WHAT IS EXPECTED: Only a number is wanted: how many lines in the records below contain "Cujus"?

-- Start EXERCISE MATERIALS --

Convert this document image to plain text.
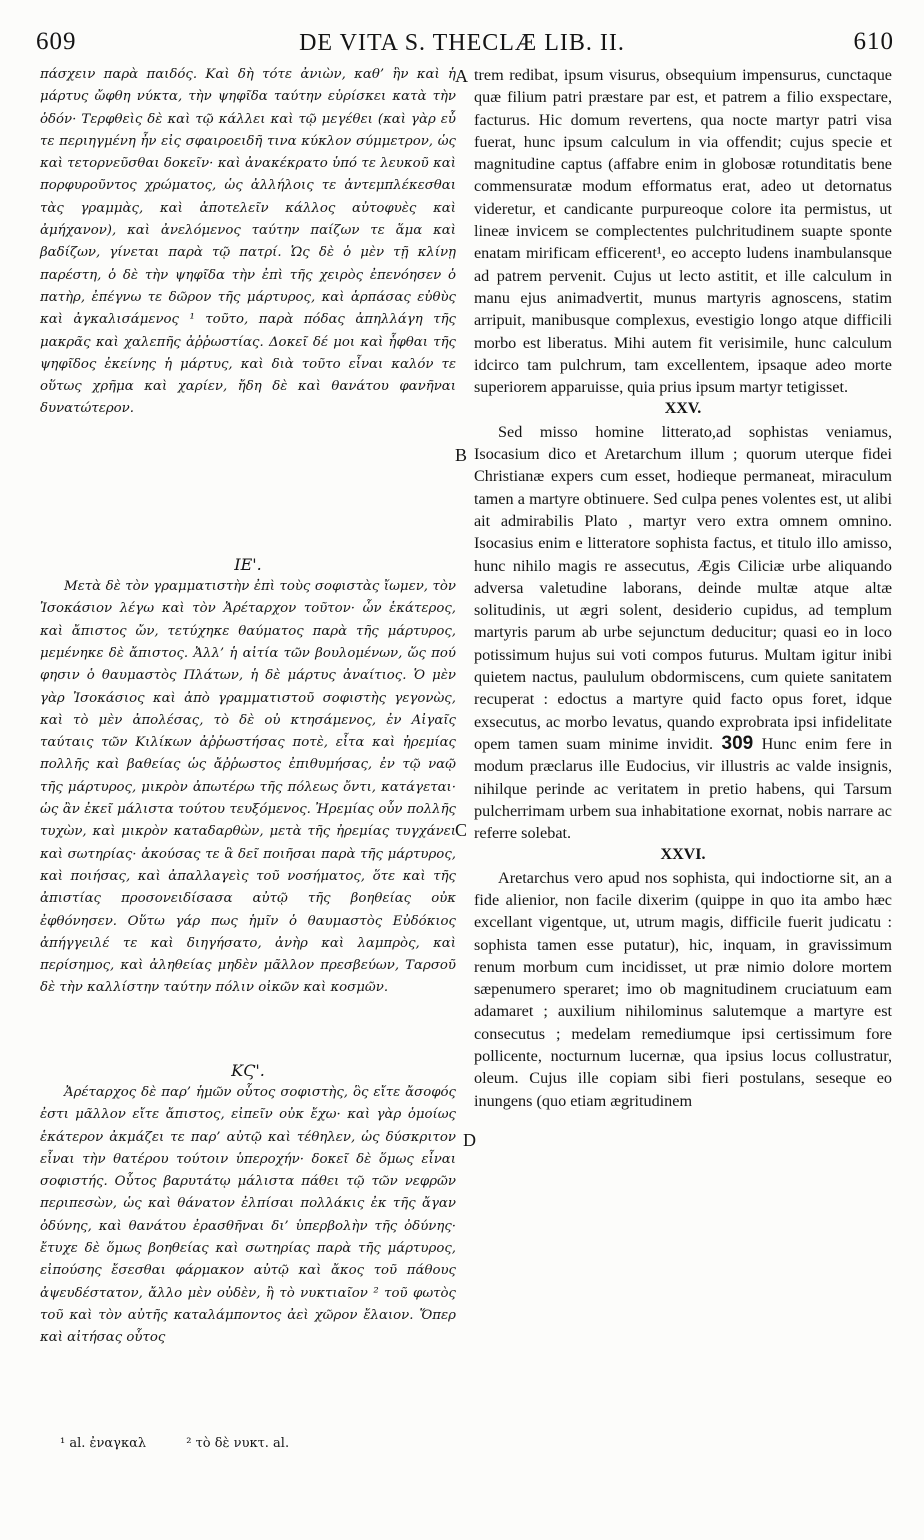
609	DE VITA S. THECLÆ LIB. II.	610

πάσχειν παρὰ παιδός. Καὶ δὴ τότε ἀνιὼν, καθ’ ἣν καὶ ἡ μάρτυς ὤφθη νύκτα, τὴν ψηφῖδα ταύτην εὑρίσκει κατὰ τὴν ὁδόν· Τερφθεὶς δὲ καὶ τῷ κάλλει καὶ τῷ μεγέθει (καὶ γὰρ εὖ τε περιηγμένη ἦν εἰς σφαιροειδῆ τινα κύκλον σύμμετρον, ὡς καὶ τετορνεῦσθαι δοκεῖν· καὶ ἀνακέκρατο ὑπό τε λευκοῦ καὶ πορφυροῦντος χρώματος, ὡς ἀλλήλοις τε ἀντεμπλέκεσθαι τὰς γραμμὰς, καὶ ἀποτελεῖν κάλλος αὐτοφυὲς καὶ ἀμήχανον), καὶ ἀνελόμενος ταύτην παίζων τε ἅμα καὶ βαδίζων, γίνεται παρὰ τῷ πατρί. Ὡς δὲ ὁ μὲν τῇ κλίνῃ παρέστη, ὁ δὲ τὴν ψηφῖδα τὴν ἐπὶ τῆς χειρὸς ἐπενόησεν ὁ πατὴρ, ἐπέγνω τε δῶρον τῆς μάρτυρος, καὶ ἁρπάσας εὐθὺς καὶ ἀγκαλισάμενος ¹ τοῦτο, παρὰ πόδας ἀπηλλάγη τῆς μακρᾶς καὶ χαλεπῆς ἀῤῥωστίας. Δοκεῖ δέ μοι καὶ ἧφθαι τῆς ψηφῖδος ἐκείνης ἡ μάρτυς, καὶ διὰ τοῦτο εἶναι καλόν τε οὕτως χρῆμα καὶ χαρίεν, ἤδη δὲ καὶ θανάτου φανῆναι δυνατώτερον.

ΙΕ'.

Μετὰ δὲ τὸν γραμματιστὴν ἐπὶ τοὺς σοφιστὰς ἴωμεν, τὸν Ἰσοκάσιον λέγω καὶ τὸν Ἀρέταρχον τοῦτον· ὧν ἑκάτερος, καὶ ἄπιστος ὤν, τετύχηκε θαύματος παρὰ τῆς μάρτυρος, μεμένηκε δὲ ἄπιστος. Ἀλλ’ ἡ αἰτία τῶν βουλομένων, ὥς πού φησιν ὁ θαυμαστὸς Πλάτων, ἡ δὲ μάρτυς ἀναίτιος. Ὁ μὲν γὰρ Ἰσοκάσιος καὶ ἀπὸ γραμματιστοῦ σοφιστὴς γεγονὼς, καὶ τὸ μὲν ἀπολέσας, τὸ δὲ οὐ κτησάμενος, ἐν Αἰγαῖς ταύταις τῶν Κιλίκων ἀῤῥωστήσας ποτὲ, εἶτα καὶ ἠρεμίας πολλῆς καὶ βαθείας ὡς ἄῤῥωστος ἐπιθυμήσας, ἐν τῷ ναῷ τῆς μάρτυρος, μικρὸν ἀπωτέρω τῆς πόλεως ὄντι, κατάγεται· ὡς ἂν ἐκεῖ μάλιστα τούτου τευξόμενος. Ἠρεμίας οὖν πολλῆς τυχὼν, καὶ μικρὸν καταδαρθὼν, μετὰ τῆς ἠρεμίας τυγχάνει καὶ σωτηρίας· ἀκούσας τε ἃ δεῖ ποιῆσαι παρὰ τῆς μάρτυρος, καὶ ποιήσας, καὶ ἀπαλλαγεὶς τοῦ νοσήματος, ὅτε καὶ τῆς ἀπιστίας προσονειδίσασα αὐτῷ τῆς βοηθείας οὐκ ἐφθόνησεν. Οὕτω γάρ πως ἡμῖν ὁ θαυμαστὸς Εὐδόκιος ἀπήγγειλέ τε καὶ διηγήσατο, ἀνὴρ καὶ λαμπρὸς, καὶ περίσημος, καὶ ἀληθείας μηδὲν μᾶλλον πρεσβεύων, Ταρσοῦ δὲ τὴν καλλίστην ταύτην πόλιν οἰκῶν καὶ κοσμῶν.

ΚϚ'.

Ἀρέταρχος δὲ παρ’ ἡμῶν οὗτος σοφιστὴς, ὃς εἴτε ἄσοφός ἐστι μᾶλλον εἴτε ἄπιστος, εἰπεῖν οὐκ ἔχω· καὶ γὰρ ὁμοίως ἑκάτερον ἀκμάζει τε παρ’ αὐτῷ καὶ τέθηλεν, ὡς δύσκριτον εἶναι τὴν θατέρου τούτοιν ὑπεροχήν· δοκεῖ δὲ ὅμως εἶναι σοφιστής. Οὗτος βαρυτάτῳ μάλιστα πάθει τῷ τῶν νεφρῶν περιπεσὼν, ὡς καὶ θάνατον ἐλπίσαι πολλάκις ἐκ τῆς ἄγαν ὀδύνης, καὶ θανάτου ἐρασθῆναι δι’ ὑπερβολὴν τῆς ὀδύνης· ἔτυχε δὲ ὅμως βοηθείας καὶ σωτηρίας παρὰ τῆς μάρτυρος, εἰπούσης ἔσεσθαι φάρμακον αὐτῷ καὶ ἄκος τοῦ πάθους ἀψευδέστατον, ἄλλο μὲν οὐδὲν, ἢ τὸ νυκτιαῖον ² τοῦ φωτὸς τοῦ καὶ τὸν αὐτῆς καταλάμποντος ἀεὶ χῶρον ἔλαιον. Ὅπερ καὶ αἰτήσας οὗτος

trem redibat, ipsum visurus, obsequium impensurus, cunctaque quæ filium patri præstare par est, et patrem a filio exspectare, facturus. Hic domum revertens, qua nocte martyr patri visa fuerat, hunc ipsum calculum in via offendit; cujus specie et magnitudine captus (affabre enim in globosæ rotunditatis bene commensuratæ modum efformatus erat, adeo ut detornatus videretur, et candicante purpureoque colore ita permistus, ut lineæ invicem se complectentes pulchritudinem suapte sponte enatam mirificam efficerent¹, eo accepto ludens inambulansque ad patrem pervenit. Cujus ut lecto astitit, et ille calculum in manu ejus animadvertit, munus martyris agnoscens, statim arripuit, manibusque complexus, evestigio longo atque difficili morbo est liberatus. Mihi autem fit verisimile, hunc calculum idcirco tam pulchrum, tam excellentem, ipsaque adeo morte superiorem apparuisse, quia prius ipsum martyr tetigisset.

XXV.

Sed misso homine litterato,ad sophistas veniamus, Isocasium dico et Aretarchum illum ; quorum uterque fidei Christianæ expers cum esset, hodieque permaneat, miraculum tamen a martyre obtinuere. Sed culpa penes volentes est, ut alibi ait admirabilis Plato , martyr vero extra omnem omnino. Isocasius enim e litteratore sophista factus, et titulo illo amisso, hunc nihilo magis re assecutus, Ægis Ciliciæ urbe aliquando adversa valetudine laborans, deinde multæ atque altæ solitudinis, ut ægri solent, desiderio cupidus, ad templum martyris parum ab urbe sejunctum deducitur; quasi eo in loco potissimum hujus sui voti compos futurus. Multam igitur inibi quietem nactus, paululum obdormiscens, cum quiete sanitatem recuperat : edoctus a martyre quid facto opus foret, idque exsecutus, ac morbo levatus, quando exprobrata ipsi infidelitate opem tamen suam minime invidit. 309 Hunc enim fere in modum præclarus ille Eudocius, vir illustris ac valde insignis, nihilque perinde ac veritatem in pretio habens, qui Tarsum pulcherrimam urbem sua inhabitatione exornat, nobis narrare ac referre solebat.

XXVI.

Aretarchus vero apud nos sophista, qui indoctiorne sit, an a fide alienior, non facile dixerim (quippe in quo ita ambo hæc excellant vigentque, ut, utrum magis, difficile fuerit judicatu : sophista tamen esse putatur), hic, inquam, in gravissimum renum morbum cum incidisset, ut præ nimio dolore mortem sæpenumero speraret; imo ob magnitudinem cruciatuum eam adamaret ; auxilium nihilominus salutemque a martyre est consecutus ; medelam remediumque ipsi certissimum fore pollicente, nocturnum lucernæ, qua ipsius locus collustratur, oleum. Cujus ille copiam sibi fieri postulans, seseque eo inungens (quo etiam ægritudinem

A
B
C
D
¹ al. ἐναγκαλ	² τὸ δὲ νυκτ. al.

-- End EXERCISE MATERIALS --

THE OUTPUT: 2